• **PROBLEM DESCRIPTION**: Write out the data below exactly as given, without any of its pictures.

• **THE INPUT**:
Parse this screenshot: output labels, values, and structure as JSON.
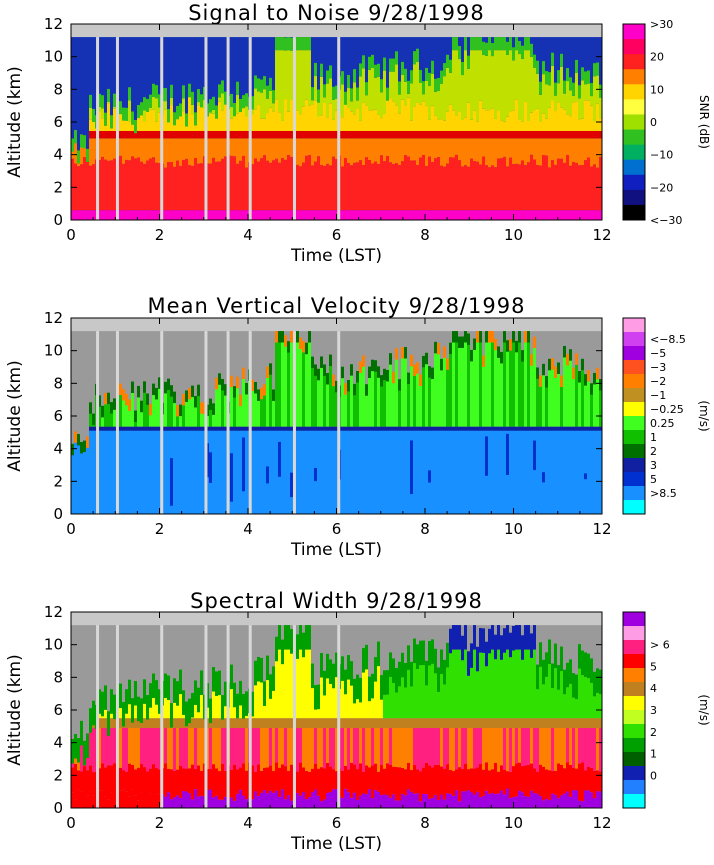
{
  "chart_data": [
    {
      "type": "heatmap",
      "title": "Signal to Noise  9/28/1998",
      "xlabel": "Time (LST)",
      "ylabel": "Altitude (km)",
      "xlim": [
        0,
        12
      ],
      "ylim": [
        0,
        12
      ],
      "x_ticks": [
        "0",
        "2",
        "4",
        "6",
        "8",
        "10",
        "12"
      ],
      "y_ticks": [
        "0",
        "2",
        "4",
        "6",
        "8",
        "10",
        "12"
      ],
      "colorbar": {
        "label": "SNR (dB)",
        "ticks": [
          ">30",
          "20",
          "10",
          "0",
          "−10",
          "−20",
          "<−30"
        ],
        "gradient": [
          "#ff00c8",
          "#ff0060",
          "#ff2020",
          "#ff8000",
          "#ffd400",
          "#ffff40",
          "#a0e000",
          "#30c020",
          "#00b060",
          "#0070d0",
          "#1020c0",
          "#101080",
          "#000000"
        ]
      },
      "gap_times_lst": [
        0.6,
        1.05,
        2.05,
        3.05,
        3.55,
        4.05,
        5.05,
        6.05
      ],
      "data_top_km": 11.2,
      "bright_band_km": 5.2,
      "noise_color": "#1632b4"
    },
    {
      "type": "heatmap",
      "title": "Mean Vertical Velocity  9/28/1998",
      "xlabel": "Time (LST)",
      "ylabel": "Altitude (km)",
      "xlim": [
        0,
        12
      ],
      "ylim": [
        0,
        12
      ],
      "x_ticks": [
        "0",
        "2",
        "4",
        "6",
        "8",
        "10",
        "12"
      ],
      "y_ticks": [
        "0",
        "2",
        "4",
        "6",
        "8",
        "10",
        "12"
      ],
      "colorbar": {
        "label": "(m/s)",
        "ticks": [
          "<−8.5",
          "−5",
          "−3",
          "−2",
          "−1",
          "−0.25",
          "0.25",
          "1",
          "2",
          "3",
          "5",
          ">8.5"
        ],
        "levels": [
          "#ff9ce6",
          "#d040f0",
          "#a000e0",
          "#ff5020",
          "#ff8000",
          "#c09020",
          "#ffff00",
          "#40ff20",
          "#10c000",
          "#007000",
          "#1020a0",
          "#0030d0",
          "#1890ff",
          "#00ffff"
        ]
      },
      "gap_times_lst": [
        0.6,
        1.05,
        2.05,
        3.05,
        3.55,
        4.05,
        5.05,
        6.05
      ],
      "data_top_km": 11.2,
      "bright_band_km": 5.2,
      "noise_color": "#9a9a9a"
    },
    {
      "type": "heatmap",
      "title": "Spectral Width  9/28/1998",
      "xlabel": "Time (LST)",
      "ylabel": "Altitude (km)",
      "xlim": [
        0,
        12
      ],
      "ylim": [
        0,
        12
      ],
      "x_ticks": [
        "0",
        "2",
        "4",
        "6",
        "8",
        "10",
        "12"
      ],
      "y_ticks": [
        "0",
        "2",
        "4",
        "6",
        "8",
        "10",
        "12"
      ],
      "colorbar": {
        "label": "(m/s)",
        "ticks": [
          "> 6",
          "5",
          "4",
          "3",
          "2",
          "1",
          "0"
        ],
        "levels": [
          "#a000e0",
          "#ff9ce6",
          "#ff2080",
          "#ff0000",
          "#ff8000",
          "#c08020",
          "#ffff00",
          "#c0ff20",
          "#30e000",
          "#00a000",
          "#006000",
          "#1020b0",
          "#2080ff",
          "#00ffff"
        ]
      },
      "gap_times_lst": [
        0.6,
        1.05,
        2.05,
        3.05,
        3.55,
        4.05,
        5.05,
        6.05
      ],
      "data_top_km": 11.2,
      "bright_band_km": 5.2,
      "noise_color": "#9a9a9a"
    }
  ]
}
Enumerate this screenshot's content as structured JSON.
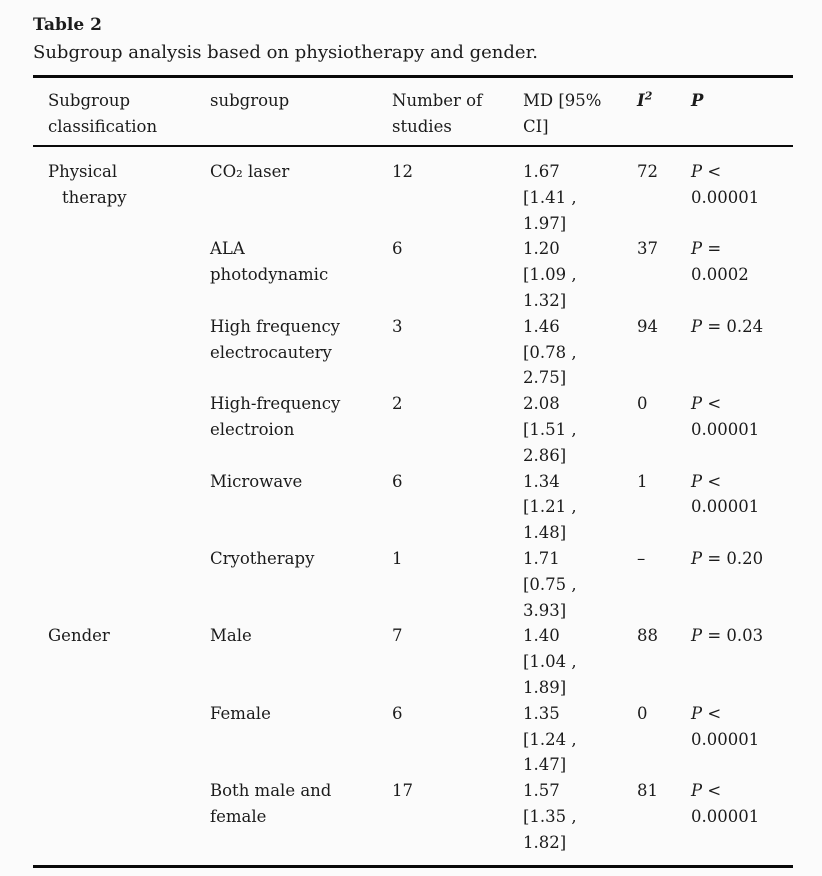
{
  "caption": {
    "label": "Table 2",
    "description": "Subgroup analysis based on physiotherapy and gender."
  },
  "table": {
    "headers": [
      {
        "label": "Subgroup\nclassification"
      },
      {
        "label": "subgroup"
      },
      {
        "label": "Number of\nstudies"
      },
      {
        "label": "MD [95%\nCI]"
      },
      {
        "label": "I",
        "sup": "2"
      },
      {
        "label": "P"
      }
    ],
    "rows": [
      {
        "classification": "Physical\ntherapy",
        "subgroup": "CO₂ laser",
        "n": "12",
        "md": "1.67\n[1.41 ,\n1.97]",
        "i2": "72",
        "p": "P <\n0.00001"
      },
      {
        "classification": "",
        "subgroup": "ALA\nphotodynamic",
        "n": "6",
        "md": "1.20\n[1.09 ,\n1.32]",
        "i2": "37",
        "p": "P =\n0.0002"
      },
      {
        "classification": "",
        "subgroup": "High frequency\nelectrocautery",
        "n": "3",
        "md": "1.46\n[0.78 ,\n2.75]",
        "i2": "94",
        "p": "P = 0.24"
      },
      {
        "classification": "",
        "subgroup": "High-frequency\nelectroion",
        "n": "2",
        "md": "2.08\n[1.51 ,\n2.86]",
        "i2": "0",
        "p": "P <\n0.00001"
      },
      {
        "classification": "",
        "subgroup": "Microwave",
        "n": "6",
        "md": "1.34\n[1.21 ,\n1.48]",
        "i2": "1",
        "p": "P <\n0.00001"
      },
      {
        "classification": "",
        "subgroup": "Cryotherapy",
        "n": "1",
        "md": "1.71\n[0.75 ,\n3.93]",
        "i2": "–",
        "p": "P = 0.20"
      },
      {
        "classification": "Gender",
        "subgroup": "Male",
        "n": "7",
        "md": "1.40\n[1.04 ,\n1.89]",
        "i2": "88",
        "p": "P = 0.03"
      },
      {
        "classification": "",
        "subgroup": "Female",
        "n": "6",
        "md": "1.35\n[1.24 ,\n1.47]",
        "i2": "0",
        "p": "P <\n0.00001"
      },
      {
        "classification": "",
        "subgroup": "Both male and\nfemale",
        "n": "17",
        "md": "1.57\n[1.35 ,\n1.82]",
        "i2": "81",
        "p": "P <\n0.00001"
      }
    ]
  }
}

• **ANSWER FOR THIS EXERCISE**:
Parse this screenshot: output labels, values, and structure as JSON.
{
  "chart_data": [
    {
      "type": "heatmap",
      "title": "Signal to Noise  9/28/1998",
      "xlabel": "Time (LST)",
      "ylabel": "Altitude (km)",
      "xlim": [
        0,
        12
      ],
      "ylim": [
        0,
        12
      ],
      "x_ticks": [
        "0",
        "2",
        "4",
        "6",
        "8",
        "10",
        "12"
      ],
      "y_ticks": [
        "0",
        "2",
        "4",
        "6",
        "8",
        "10",
        "12"
      ],
      "colorbar": {
        "label": "SNR (dB)",
        "ticks": [
          ">30",
          "20",
          "10",
          "0",
          "−10",
          "−20",
          "<−30"
        ],
        "gradient": [
          "#ff00c8",
          "#ff0060",
          "#ff2020",
          "#ff8000",
          "#ffd400",
          "#ffff40",
          "#a0e000",
          "#30c020",
          "#00b060",
          "#0070d0",
          "#1020c0",
          "#101080",
          "#000000"
        ]
      },
      "gap_times_lst": [
        0.6,
        1.05,
        2.05,
        3.05,
        3.55,
        4.05,
        5.05,
        6.05
      ],
      "data_top_km": 11.2,
      "bright_band_km": 5.2,
      "noise_color": "#1632b4"
    },
    {
      "type": "heatmap",
      "title": "Mean Vertical Velocity  9/28/1998",
      "xlabel": "Time (LST)",
      "ylabel": "Altitude (km)",
      "xlim": [
        0,
        12
      ],
      "ylim": [
        0,
        12
      ],
      "x_ticks": [
        "0",
        "2",
        "4",
        "6",
        "8",
        "10",
        "12"
      ],
      "y_ticks": [
        "0",
        "2",
        "4",
        "6",
        "8",
        "10",
        "12"
      ],
      "colorbar": {
        "label": "(m/s)",
        "ticks": [
          "<−8.5",
          "−5",
          "−3",
          "−2",
          "−1",
          "−0.25",
          "0.25",
          "1",
          "2",
          "3",
          "5",
          ">8.5"
        ],
        "levels": [
          "#ff9ce6",
          "#d040f0",
          "#a000e0",
          "#ff5020",
          "#ff8000",
          "#c09020",
          "#ffff00",
          "#40ff20",
          "#10c000",
          "#007000",
          "#1020a0",
          "#0030d0",
          "#1890ff",
          "#00ffff"
        ]
      },
      "gap_times_lst": [
        0.6,
        1.05,
        2.05,
        3.05,
        3.55,
        4.05,
        5.05,
        6.05
      ],
      "data_top_km": 11.2,
      "bright_band_km": 5.2,
      "noise_color": "#9a9a9a"
    },
    {
      "type": "heatmap",
      "title": "Spectral Width  9/28/1998",
      "xlabel": "Time (LST)",
      "ylabel": "Altitude (km)",
      "xlim": [
        0,
        12
      ],
      "ylim": [
        0,
        12
      ],
      "x_ticks": [
        "0",
        "2",
        "4",
        "6",
        "8",
        "10",
        "12"
      ],
      "y_ticks": [
        "0",
        "2",
        "4",
        "6",
        "8",
        "10",
        "12"
      ],
      "colorbar": {
        "label": "(m/s)",
        "ticks": [
          "> 6",
          "5",
          "4",
          "3",
          "2",
          "1",
          "0"
        ],
        "levels": [
          "#a000e0",
          "#ff9ce6",
          "#ff2080",
          "#ff0000",
          "#ff8000",
          "#c08020",
          "#ffff00",
          "#c0ff20",
          "#30e000",
          "#00a000",
          "#006000",
          "#1020b0",
          "#2080ff",
          "#00ffff"
        ]
      },
      "gap_times_lst": [
        0.6,
        1.05,
        2.05,
        3.05,
        3.55,
        4.05,
        5.05,
        6.05
      ],
      "data_top_km": 11.2,
      "bright_band_km": 5.2,
      "noise_color": "#9a9a9a"
    }
  ]
}
Enumerate this screenshot's content as structured JSON.
{
  "caption": {
    "label": "Table 2",
    "description": "Subgroup analysis based on physiotherapy and gender."
  },
  "table": {
    "headers": [
      {
        "label": "Subgroup\nclassification"
      },
      {
        "label": "subgroup"
      },
      {
        "label": "Number of\nstudies"
      },
      {
        "label": "MD [95%\nCI]"
      },
      {
        "label": "I",
        "sup": "2"
      },
      {
        "label": "P"
      }
    ],
    "rows": [
      {
        "classification": "Physical\ntherapy",
        "subgroup": "CO₂ laser",
        "n": "12",
        "md": "1.67\n[1.41 ,\n1.97]",
        "i2": "72",
        "p": "P <\n0.00001"
      },
      {
        "classification": "",
        "subgroup": "ALA\nphotodynamic",
        "n": "6",
        "md": "1.20\n[1.09 ,\n1.32]",
        "i2": "37",
        "p": "P =\n0.0002"
      },
      {
        "classification": "",
        "subgroup": "High frequency\nelectrocautery",
        "n": "3",
        "md": "1.46\n[0.78 ,\n2.75]",
        "i2": "94",
        "p": "P = 0.24"
      },
      {
        "classification": "",
        "subgroup": "High-frequency\nelectroion",
        "n": "2",
        "md": "2.08\n[1.51 ,\n2.86]",
        "i2": "0",
        "p": "P <\n0.00001"
      },
      {
        "classification": "",
        "subgroup": "Microwave",
        "n": "6",
        "md": "1.34\n[1.21 ,\n1.48]",
        "i2": "1",
        "p": "P <\n0.00001"
      },
      {
        "classification": "",
        "subgroup": "Cryotherapy",
        "n": "1",
        "md": "1.71\n[0.75 ,\n3.93]",
        "i2": "–",
        "p": "P = 0.20"
      },
      {
        "classification": "Gender",
        "subgroup": "Male",
        "n": "7",
        "md": "1.40\n[1.04 ,\n1.89]",
        "i2": "88",
        "p": "P = 0.03"
      },
      {
        "classification": "",
        "subgroup": "Female",
        "n": "6",
        "md": "1.35\n[1.24 ,\n1.47]",
        "i2": "0",
        "p": "P <\n0.00001"
      },
      {
        "classification": "",
        "subgroup": "Both male and\nfemale",
        "n": "17",
        "md": "1.57\n[1.35 ,\n1.82]",
        "i2": "81",
        "p": "P <\n0.00001"
      }
    ]
  }
}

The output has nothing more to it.